====== Listing

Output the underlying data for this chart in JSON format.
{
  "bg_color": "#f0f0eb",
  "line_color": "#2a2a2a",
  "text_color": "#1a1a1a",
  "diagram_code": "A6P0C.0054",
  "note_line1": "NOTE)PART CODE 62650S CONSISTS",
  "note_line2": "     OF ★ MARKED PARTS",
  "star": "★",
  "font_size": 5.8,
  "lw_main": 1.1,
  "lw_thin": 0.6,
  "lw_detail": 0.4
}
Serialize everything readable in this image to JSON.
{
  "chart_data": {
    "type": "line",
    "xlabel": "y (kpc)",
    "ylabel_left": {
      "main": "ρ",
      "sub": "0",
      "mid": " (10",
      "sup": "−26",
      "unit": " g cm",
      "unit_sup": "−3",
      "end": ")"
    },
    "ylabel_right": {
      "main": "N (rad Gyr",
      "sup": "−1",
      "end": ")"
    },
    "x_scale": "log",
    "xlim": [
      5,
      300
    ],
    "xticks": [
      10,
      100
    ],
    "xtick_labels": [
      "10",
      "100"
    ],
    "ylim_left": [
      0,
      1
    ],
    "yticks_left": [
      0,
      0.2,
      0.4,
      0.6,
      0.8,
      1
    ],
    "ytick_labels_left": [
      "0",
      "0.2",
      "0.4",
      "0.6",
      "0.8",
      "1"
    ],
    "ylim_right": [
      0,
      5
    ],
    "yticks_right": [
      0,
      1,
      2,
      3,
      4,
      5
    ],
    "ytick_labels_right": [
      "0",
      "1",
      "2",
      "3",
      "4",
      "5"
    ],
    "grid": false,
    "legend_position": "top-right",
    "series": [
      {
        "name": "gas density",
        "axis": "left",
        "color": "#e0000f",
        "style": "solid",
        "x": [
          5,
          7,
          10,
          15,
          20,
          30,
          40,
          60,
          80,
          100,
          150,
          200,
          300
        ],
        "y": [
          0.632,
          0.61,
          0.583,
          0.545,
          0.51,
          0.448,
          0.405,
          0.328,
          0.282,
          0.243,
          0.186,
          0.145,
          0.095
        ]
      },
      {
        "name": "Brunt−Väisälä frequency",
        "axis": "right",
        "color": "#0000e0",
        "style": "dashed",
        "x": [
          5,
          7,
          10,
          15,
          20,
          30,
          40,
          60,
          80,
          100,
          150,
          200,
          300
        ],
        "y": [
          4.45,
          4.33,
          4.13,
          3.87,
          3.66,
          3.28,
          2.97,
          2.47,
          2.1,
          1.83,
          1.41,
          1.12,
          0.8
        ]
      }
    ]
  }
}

============

### [Instruction]
Extract all of the data exactly as written.

### [Solution for this task]
Output the underlying data for this chart in JSON format.
{
  "bg_color": "#f0f0eb",
  "line_color": "#2a2a2a",
  "text_color": "#1a1a1a",
  "diagram_code": "A6P0C.0054",
  "note_line1": "NOTE)PART CODE 62650S CONSISTS",
  "note_line2": "     OF ★ MARKED PARTS",
  "star": "★",
  "font_size": 5.8,
  "lw_main": 1.1,
  "lw_thin": 0.6,
  "lw_detail": 0.4
}
Serialize everything readable in this image to JSON.
{
  "chart_data": {
    "type": "line",
    "xlabel": "y (kpc)",
    "ylabel_left": {
      "main": "ρ",
      "sub": "0",
      "mid": " (10",
      "sup": "−26",
      "unit": " g cm",
      "unit_sup": "−3",
      "end": ")"
    },
    "ylabel_right": {
      "main": "N (rad Gyr",
      "sup": "−1",
      "end": ")"
    },
    "x_scale": "log",
    "xlim": [
      5,
      300
    ],
    "xticks": [
      10,
      100
    ],
    "xtick_labels": [
      "10",
      "100"
    ],
    "ylim_left": [
      0,
      1
    ],
    "yticks_left": [
      0,
      0.2,
      0.4,
      0.6,
      0.8,
      1
    ],
    "ytick_labels_left": [
      "0",
      "0.2",
      "0.4",
      "0.6",
      "0.8",
      "1"
    ],
    "ylim_right": [
      0,
      5
    ],
    "yticks_right": [
      0,
      1,
      2,
      3,
      4,
      5
    ],
    "ytick_labels_right": [
      "0",
      "1",
      "2",
      "3",
      "4",
      "5"
    ],
    "grid": false,
    "legend_position": "top-right",
    "series": [
      {
        "name": "gas density",
        "axis": "left",
        "color": "#e0000f",
        "style": "solid",
        "x": [
          5,
          7,
          10,
          15,
          20,
          30,
          40,
          60,
          80,
          100,
          150,
          200,
          300
        ],
        "y": [
          0.632,
          0.61,
          0.583,
          0.545,
          0.51,
          0.448,
          0.405,
          0.328,
          0.282,
          0.243,
          0.186,
          0.145,
          0.095
        ]
      },
      {
        "name": "Brunt−Väisälä frequency",
        "axis": "right",
        "color": "#0000e0",
        "style": "dashed",
        "x": [
          5,
          7,
          10,
          15,
          20,
          30,
          40,
          60,
          80,
          100,
          150,
          200,
          300
        ],
        "y": [
          4.45,
          4.33,
          4.13,
          3.87,
          3.66,
          3.28,
          2.97,
          2.47,
          2.1,
          1.83,
          1.41,
          1.12,
          0.8
        ]
      }
    ]
  }
}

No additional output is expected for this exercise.